How many lines of the data hold the word "name"? State the number and nothing else.

--------

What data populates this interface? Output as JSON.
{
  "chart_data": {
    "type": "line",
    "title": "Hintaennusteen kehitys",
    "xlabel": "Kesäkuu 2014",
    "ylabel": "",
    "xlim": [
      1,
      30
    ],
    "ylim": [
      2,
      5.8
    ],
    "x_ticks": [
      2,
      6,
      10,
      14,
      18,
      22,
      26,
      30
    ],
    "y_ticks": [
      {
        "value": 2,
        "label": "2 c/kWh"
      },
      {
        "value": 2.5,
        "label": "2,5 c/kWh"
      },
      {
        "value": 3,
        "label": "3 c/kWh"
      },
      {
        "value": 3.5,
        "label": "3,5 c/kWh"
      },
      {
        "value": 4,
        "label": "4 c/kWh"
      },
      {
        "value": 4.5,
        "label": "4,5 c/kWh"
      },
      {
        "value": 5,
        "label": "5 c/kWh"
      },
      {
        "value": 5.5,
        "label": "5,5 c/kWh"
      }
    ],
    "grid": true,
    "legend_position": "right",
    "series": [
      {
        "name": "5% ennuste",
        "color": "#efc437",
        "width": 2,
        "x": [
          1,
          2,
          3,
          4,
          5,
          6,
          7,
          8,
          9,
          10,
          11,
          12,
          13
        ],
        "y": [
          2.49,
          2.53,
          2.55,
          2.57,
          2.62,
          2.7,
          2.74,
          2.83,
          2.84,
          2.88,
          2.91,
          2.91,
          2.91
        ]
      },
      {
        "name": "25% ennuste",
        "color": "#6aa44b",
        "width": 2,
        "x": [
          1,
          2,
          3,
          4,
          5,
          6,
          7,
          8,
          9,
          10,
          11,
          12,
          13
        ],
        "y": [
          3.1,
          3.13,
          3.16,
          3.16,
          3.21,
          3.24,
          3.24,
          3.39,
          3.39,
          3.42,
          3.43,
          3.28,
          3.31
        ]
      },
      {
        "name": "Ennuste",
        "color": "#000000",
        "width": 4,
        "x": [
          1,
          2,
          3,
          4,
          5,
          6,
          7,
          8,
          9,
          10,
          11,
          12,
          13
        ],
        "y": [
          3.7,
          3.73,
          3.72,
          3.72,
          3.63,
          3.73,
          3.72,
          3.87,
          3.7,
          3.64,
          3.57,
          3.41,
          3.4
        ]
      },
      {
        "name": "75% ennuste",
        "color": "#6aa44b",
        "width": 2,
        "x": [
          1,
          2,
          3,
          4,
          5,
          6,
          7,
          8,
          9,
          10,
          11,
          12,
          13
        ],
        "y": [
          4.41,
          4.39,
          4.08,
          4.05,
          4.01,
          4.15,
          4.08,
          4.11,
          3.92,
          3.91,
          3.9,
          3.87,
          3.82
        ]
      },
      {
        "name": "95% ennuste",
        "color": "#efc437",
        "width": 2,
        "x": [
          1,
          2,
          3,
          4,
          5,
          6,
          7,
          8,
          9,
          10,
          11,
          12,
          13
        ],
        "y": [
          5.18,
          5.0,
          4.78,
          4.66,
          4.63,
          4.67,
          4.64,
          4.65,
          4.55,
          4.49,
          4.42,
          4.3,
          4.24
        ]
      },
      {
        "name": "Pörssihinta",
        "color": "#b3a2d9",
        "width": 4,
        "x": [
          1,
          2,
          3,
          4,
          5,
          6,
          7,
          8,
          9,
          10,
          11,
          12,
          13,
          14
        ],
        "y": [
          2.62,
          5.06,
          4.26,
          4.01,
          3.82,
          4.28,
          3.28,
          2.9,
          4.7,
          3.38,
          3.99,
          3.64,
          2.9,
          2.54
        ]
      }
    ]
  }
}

--------

- [COMPLETE ANSWER]:
6